» **Exercise set**:
• A. In the Packagr tutorial, which license does the setup.py file specify?
• B. Echo the Packagr tutorial word for word, from "from setuptools import" up to and including "zip_safe=False)".

» **Extract**:
[Begin]
Step 1 — write some code

Presumably, if you’re reading this tutorial, you probably already have some code that you’d like to publish to Packagr. Let’s start by sorting the folder structure properly — create an empty folder, my_repository and add a subfolder to it, my_package, into which you’ll put your code:

my_repository/
my_package/
__init__.py
... the rest of your code goes here

Step 2 — add some structure

Next, let’s create a Python file called setup.py in the my_repository folder:

from setuptools import setupsetup(name='my_package',
version='0.1.0',
description='Some Python package',
author='Me',
author_email='me@example.com',
license='MIT',
packages=['my_package'],
zip_safe=False)

Step 3 — Create the package

We now have the basic folder structure we need to create a Python package. To do this, open a terminal window from your my_repository folder and enter the following commands:

pip install wheel
python setup.py sdist bdist_wheel

The first of the two commands above installs wheel, which allows us to create wheel packages by using the bdist_wheelargument. If all goes well, we should see that our folder structure now looks something like this:

my_repository/
build/
dist/
my_package-0.1.0.tar.gz
my_package-0.1.0-py3-none-any.whl
my_package/
__init__.py
... the rest of your code goes here
setup.py

Step 4 — test the upload to Packagr

Before going any further, let’s check that we can upload this package to Packagr.
[End]
» **Recorded data**:
[Begin]
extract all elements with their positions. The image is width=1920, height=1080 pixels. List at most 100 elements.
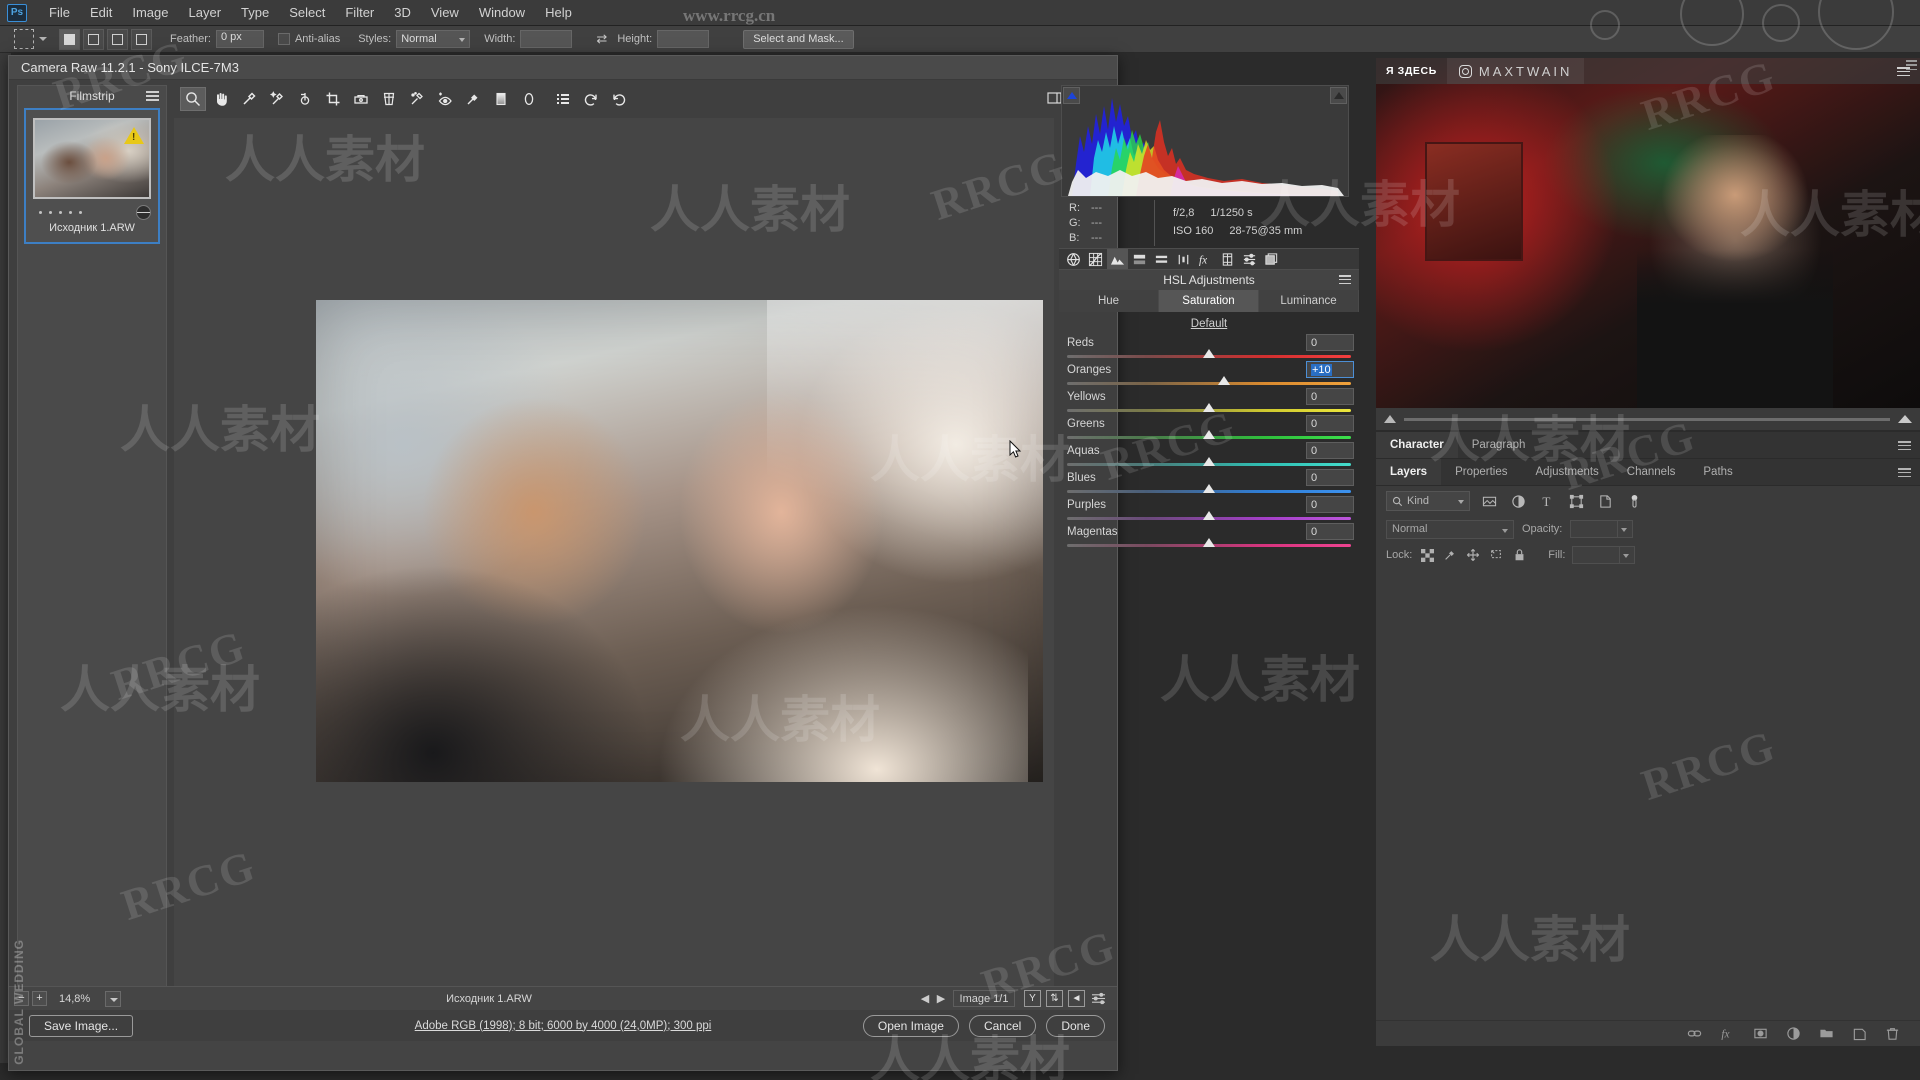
[End]
» **Results of the tasks**:
• A. MIT

• B.
from setuptools import setupsetup(name='my_package',
version='0.1.0',
description='Some Python package',
author='Me',
author_email='me@example.com',
license='MIT',
packages=['my_package'],
zip_safe=False)